[Start Extracted data]

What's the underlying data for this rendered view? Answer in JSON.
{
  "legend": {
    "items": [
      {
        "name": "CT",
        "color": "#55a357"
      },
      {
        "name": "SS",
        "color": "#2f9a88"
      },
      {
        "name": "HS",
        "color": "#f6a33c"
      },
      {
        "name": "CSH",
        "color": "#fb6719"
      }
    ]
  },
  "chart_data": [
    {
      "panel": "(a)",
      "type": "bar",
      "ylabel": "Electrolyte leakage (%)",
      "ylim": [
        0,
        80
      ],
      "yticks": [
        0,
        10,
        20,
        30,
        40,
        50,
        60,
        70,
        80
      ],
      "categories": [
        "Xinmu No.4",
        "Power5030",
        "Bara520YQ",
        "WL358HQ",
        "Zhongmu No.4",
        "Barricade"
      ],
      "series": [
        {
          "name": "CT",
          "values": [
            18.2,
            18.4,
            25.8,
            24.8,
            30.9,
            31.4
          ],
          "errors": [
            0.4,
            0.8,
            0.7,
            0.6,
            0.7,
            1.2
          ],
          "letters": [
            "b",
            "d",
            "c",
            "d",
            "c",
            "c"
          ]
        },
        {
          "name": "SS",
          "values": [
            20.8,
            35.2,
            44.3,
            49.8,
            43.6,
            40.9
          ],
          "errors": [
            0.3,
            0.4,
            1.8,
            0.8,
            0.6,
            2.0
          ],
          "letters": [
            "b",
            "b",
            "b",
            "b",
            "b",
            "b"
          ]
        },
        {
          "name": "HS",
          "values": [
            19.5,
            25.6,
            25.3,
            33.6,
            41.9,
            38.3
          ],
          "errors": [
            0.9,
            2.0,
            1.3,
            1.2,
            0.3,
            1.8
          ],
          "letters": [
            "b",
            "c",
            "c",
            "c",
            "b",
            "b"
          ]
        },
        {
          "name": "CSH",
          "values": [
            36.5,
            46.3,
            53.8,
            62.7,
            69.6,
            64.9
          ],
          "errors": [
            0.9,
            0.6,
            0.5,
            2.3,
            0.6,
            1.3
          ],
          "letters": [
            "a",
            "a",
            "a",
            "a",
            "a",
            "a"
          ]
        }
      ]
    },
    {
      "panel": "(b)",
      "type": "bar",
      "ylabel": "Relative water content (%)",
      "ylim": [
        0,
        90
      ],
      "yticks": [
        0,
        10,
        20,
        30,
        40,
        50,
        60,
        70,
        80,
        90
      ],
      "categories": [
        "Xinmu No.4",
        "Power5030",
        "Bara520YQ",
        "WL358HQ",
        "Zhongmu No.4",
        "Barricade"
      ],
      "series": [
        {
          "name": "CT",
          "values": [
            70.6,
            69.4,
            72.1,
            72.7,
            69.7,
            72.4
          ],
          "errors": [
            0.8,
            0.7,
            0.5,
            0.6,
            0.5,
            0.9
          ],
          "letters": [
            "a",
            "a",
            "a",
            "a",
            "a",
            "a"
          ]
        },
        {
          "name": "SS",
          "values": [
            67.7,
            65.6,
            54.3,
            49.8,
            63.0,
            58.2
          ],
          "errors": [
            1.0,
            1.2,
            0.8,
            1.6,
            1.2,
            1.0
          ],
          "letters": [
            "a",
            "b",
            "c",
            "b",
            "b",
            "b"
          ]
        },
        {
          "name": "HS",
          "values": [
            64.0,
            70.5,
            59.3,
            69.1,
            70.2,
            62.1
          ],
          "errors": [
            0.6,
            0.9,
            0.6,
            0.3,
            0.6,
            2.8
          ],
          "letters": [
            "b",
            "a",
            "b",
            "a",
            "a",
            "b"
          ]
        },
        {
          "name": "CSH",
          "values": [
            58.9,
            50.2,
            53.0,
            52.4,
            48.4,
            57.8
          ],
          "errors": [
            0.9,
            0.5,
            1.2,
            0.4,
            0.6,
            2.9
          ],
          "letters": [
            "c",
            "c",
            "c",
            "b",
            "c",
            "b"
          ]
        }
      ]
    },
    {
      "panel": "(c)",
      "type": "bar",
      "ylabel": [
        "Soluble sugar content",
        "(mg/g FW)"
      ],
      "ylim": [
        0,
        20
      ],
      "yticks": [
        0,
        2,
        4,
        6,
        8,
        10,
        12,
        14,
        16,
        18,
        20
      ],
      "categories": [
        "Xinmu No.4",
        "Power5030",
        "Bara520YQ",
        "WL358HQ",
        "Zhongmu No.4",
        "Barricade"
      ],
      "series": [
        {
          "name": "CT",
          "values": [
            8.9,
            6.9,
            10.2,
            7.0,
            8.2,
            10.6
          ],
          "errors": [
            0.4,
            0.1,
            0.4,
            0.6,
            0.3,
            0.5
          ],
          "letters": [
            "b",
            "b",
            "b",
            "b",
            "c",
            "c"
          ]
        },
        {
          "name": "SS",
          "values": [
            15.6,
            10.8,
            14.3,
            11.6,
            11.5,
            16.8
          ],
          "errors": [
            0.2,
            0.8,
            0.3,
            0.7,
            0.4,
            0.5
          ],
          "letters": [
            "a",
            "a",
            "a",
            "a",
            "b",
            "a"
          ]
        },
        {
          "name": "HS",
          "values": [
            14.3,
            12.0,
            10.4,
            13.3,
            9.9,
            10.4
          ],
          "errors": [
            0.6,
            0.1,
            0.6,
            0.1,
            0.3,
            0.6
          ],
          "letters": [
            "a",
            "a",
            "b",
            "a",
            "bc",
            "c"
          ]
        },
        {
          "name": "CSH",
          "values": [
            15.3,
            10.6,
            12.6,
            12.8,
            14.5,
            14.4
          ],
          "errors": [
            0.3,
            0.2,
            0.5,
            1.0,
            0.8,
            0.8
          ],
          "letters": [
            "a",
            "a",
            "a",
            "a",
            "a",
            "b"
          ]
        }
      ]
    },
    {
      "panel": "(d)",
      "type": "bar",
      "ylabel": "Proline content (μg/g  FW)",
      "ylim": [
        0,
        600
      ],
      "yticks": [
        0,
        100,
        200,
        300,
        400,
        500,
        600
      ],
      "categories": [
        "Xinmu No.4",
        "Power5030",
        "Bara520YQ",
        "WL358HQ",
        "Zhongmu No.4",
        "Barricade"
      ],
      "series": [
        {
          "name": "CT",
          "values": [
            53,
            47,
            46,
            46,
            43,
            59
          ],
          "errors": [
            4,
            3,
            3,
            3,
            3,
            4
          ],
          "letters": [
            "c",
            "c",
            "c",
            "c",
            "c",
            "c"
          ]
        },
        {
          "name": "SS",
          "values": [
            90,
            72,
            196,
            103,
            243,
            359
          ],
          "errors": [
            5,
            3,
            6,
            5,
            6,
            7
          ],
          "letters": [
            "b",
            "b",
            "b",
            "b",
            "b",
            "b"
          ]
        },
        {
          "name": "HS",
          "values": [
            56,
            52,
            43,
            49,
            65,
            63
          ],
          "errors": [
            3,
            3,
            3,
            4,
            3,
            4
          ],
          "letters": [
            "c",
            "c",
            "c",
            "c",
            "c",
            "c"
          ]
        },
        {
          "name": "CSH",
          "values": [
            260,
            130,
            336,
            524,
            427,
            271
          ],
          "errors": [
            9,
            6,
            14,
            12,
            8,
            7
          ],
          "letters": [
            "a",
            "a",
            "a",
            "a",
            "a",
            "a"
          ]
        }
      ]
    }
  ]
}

[End Extracted data]

- Required work -
Extract all of the data above without altering anything.

- Result below -
What's the underlying data for this rendered view? Answer in JSON.
{
  "legend": {
    "items": [
      {
        "name": "CT",
        "color": "#55a357"
      },
      {
        "name": "SS",
        "color": "#2f9a88"
      },
      {
        "name": "HS",
        "color": "#f6a33c"
      },
      {
        "name": "CSH",
        "color": "#fb6719"
      }
    ]
  },
  "chart_data": [
    {
      "panel": "(a)",
      "type": "bar",
      "ylabel": "Electrolyte leakage (%)",
      "ylim": [
        0,
        80
      ],
      "yticks": [
        0,
        10,
        20,
        30,
        40,
        50,
        60,
        70,
        80
      ],
      "categories": [
        "Xinmu No.4",
        "Power5030",
        "Bara520YQ",
        "WL358HQ",
        "Zhongmu No.4",
        "Barricade"
      ],
      "series": [
        {
          "name": "CT",
          "values": [
            18.2,
            18.4,
            25.8,
            24.8,
            30.9,
            31.4
          ],
          "errors": [
            0.4,
            0.8,
            0.7,
            0.6,
            0.7,
            1.2
          ],
          "letters": [
            "b",
            "d",
            "c",
            "d",
            "c",
            "c"
          ]
        },
        {
          "name": "SS",
          "values": [
            20.8,
            35.2,
            44.3,
            49.8,
            43.6,
            40.9
          ],
          "errors": [
            0.3,
            0.4,
            1.8,
            0.8,
            0.6,
            2.0
          ],
          "letters": [
            "b",
            "b",
            "b",
            "b",
            "b",
            "b"
          ]
        },
        {
          "name": "HS",
          "values": [
            19.5,
            25.6,
            25.3,
            33.6,
            41.9,
            38.3
          ],
          "errors": [
            0.9,
            2.0,
            1.3,
            1.2,
            0.3,
            1.8
          ],
          "letters": [
            "b",
            "c",
            "c",
            "c",
            "b",
            "b"
          ]
        },
        {
          "name": "CSH",
          "values": [
            36.5,
            46.3,
            53.8,
            62.7,
            69.6,
            64.9
          ],
          "errors": [
            0.9,
            0.6,
            0.5,
            2.3,
            0.6,
            1.3
          ],
          "letters": [
            "a",
            "a",
            "a",
            "a",
            "a",
            "a"
          ]
        }
      ]
    },
    {
      "panel": "(b)",
      "type": "bar",
      "ylabel": "Relative water content (%)",
      "ylim": [
        0,
        90
      ],
      "yticks": [
        0,
        10,
        20,
        30,
        40,
        50,
        60,
        70,
        80,
        90
      ],
      "categories": [
        "Xinmu No.4",
        "Power5030",
        "Bara520YQ",
        "WL358HQ",
        "Zhongmu No.4",
        "Barricade"
      ],
      "series": [
        {
          "name": "CT",
          "values": [
            70.6,
            69.4,
            72.1,
            72.7,
            69.7,
            72.4
          ],
          "errors": [
            0.8,
            0.7,
            0.5,
            0.6,
            0.5,
            0.9
          ],
          "letters": [
            "a",
            "a",
            "a",
            "a",
            "a",
            "a"
          ]
        },
        {
          "name": "SS",
          "values": [
            67.7,
            65.6,
            54.3,
            49.8,
            63.0,
            58.2
          ],
          "errors": [
            1.0,
            1.2,
            0.8,
            1.6,
            1.2,
            1.0
          ],
          "letters": [
            "a",
            "b",
            "c",
            "b",
            "b",
            "b"
          ]
        },
        {
          "name": "HS",
          "values": [
            64.0,
            70.5,
            59.3,
            69.1,
            70.2,
            62.1
          ],
          "errors": [
            0.6,
            0.9,
            0.6,
            0.3,
            0.6,
            2.8
          ],
          "letters": [
            "b",
            "a",
            "b",
            "a",
            "a",
            "b"
          ]
        },
        {
          "name": "CSH",
          "values": [
            58.9,
            50.2,
            53.0,
            52.4,
            48.4,
            57.8
          ],
          "errors": [
            0.9,
            0.5,
            1.2,
            0.4,
            0.6,
            2.9
          ],
          "letters": [
            "c",
            "c",
            "c",
            "b",
            "c",
            "b"
          ]
        }
      ]
    },
    {
      "panel": "(c)",
      "type": "bar",
      "ylabel": [
        "Soluble sugar content",
        "(mg/g FW)"
      ],
      "ylim": [
        0,
        20
      ],
      "yticks": [
        0,
        2,
        4,
        6,
        8,
        10,
        12,
        14,
        16,
        18,
        20
      ],
      "categories": [
        "Xinmu No.4",
        "Power5030",
        "Bara520YQ",
        "WL358HQ",
        "Zhongmu No.4",
        "Barricade"
      ],
      "series": [
        {
          "name": "CT",
          "values": [
            8.9,
            6.9,
            10.2,
            7.0,
            8.2,
            10.6
          ],
          "errors": [
            0.4,
            0.1,
            0.4,
            0.6,
            0.3,
            0.5
          ],
          "letters": [
            "b",
            "b",
            "b",
            "b",
            "c",
            "c"
          ]
        },
        {
          "name": "SS",
          "values": [
            15.6,
            10.8,
            14.3,
            11.6,
            11.5,
            16.8
          ],
          "errors": [
            0.2,
            0.8,
            0.3,
            0.7,
            0.4,
            0.5
          ],
          "letters": [
            "a",
            "a",
            "a",
            "a",
            "b",
            "a"
          ]
        },
        {
          "name": "HS",
          "values": [
            14.3,
            12.0,
            10.4,
            13.3,
            9.9,
            10.4
          ],
          "errors": [
            0.6,
            0.1,
            0.6,
            0.1,
            0.3,
            0.6
          ],
          "letters": [
            "a",
            "a",
            "b",
            "a",
            "bc",
            "c"
          ]
        },
        {
          "name": "CSH",
          "values": [
            15.3,
            10.6,
            12.6,
            12.8,
            14.5,
            14.4
          ],
          "errors": [
            0.3,
            0.2,
            0.5,
            1.0,
            0.8,
            0.8
          ],
          "letters": [
            "a",
            "a",
            "a",
            "a",
            "a",
            "b"
          ]
        }
      ]
    },
    {
      "panel": "(d)",
      "type": "bar",
      "ylabel": "Proline content (μg/g  FW)",
      "ylim": [
        0,
        600
      ],
      "yticks": [
        0,
        100,
        200,
        300,
        400,
        500,
        600
      ],
      "categories": [
        "Xinmu No.4",
        "Power5030",
        "Bara520YQ",
        "WL358HQ",
        "Zhongmu No.4",
        "Barricade"
      ],
      "series": [
        {
          "name": "CT",
          "values": [
            53,
            47,
            46,
            46,
            43,
            59
          ],
          "errors": [
            4,
            3,
            3,
            3,
            3,
            4
          ],
          "letters": [
            "c",
            "c",
            "c",
            "c",
            "c",
            "c"
          ]
        },
        {
          "name": "SS",
          "values": [
            90,
            72,
            196,
            103,
            243,
            359
          ],
          "errors": [
            5,
            3,
            6,
            5,
            6,
            7
          ],
          "letters": [
            "b",
            "b",
            "b",
            "b",
            "b",
            "b"
          ]
        },
        {
          "name": "HS",
          "values": [
            56,
            52,
            43,
            49,
            65,
            63
          ],
          "errors": [
            3,
            3,
            3,
            4,
            3,
            4
          ],
          "letters": [
            "c",
            "c",
            "c",
            "c",
            "c",
            "c"
          ]
        },
        {
          "name": "CSH",
          "values": [
            260,
            130,
            336,
            524,
            427,
            271
          ],
          "errors": [
            9,
            6,
            14,
            12,
            8,
            7
          ],
          "letters": [
            "a",
            "a",
            "a",
            "a",
            "a",
            "a"
          ]
        }
      ]
    }
  ]
}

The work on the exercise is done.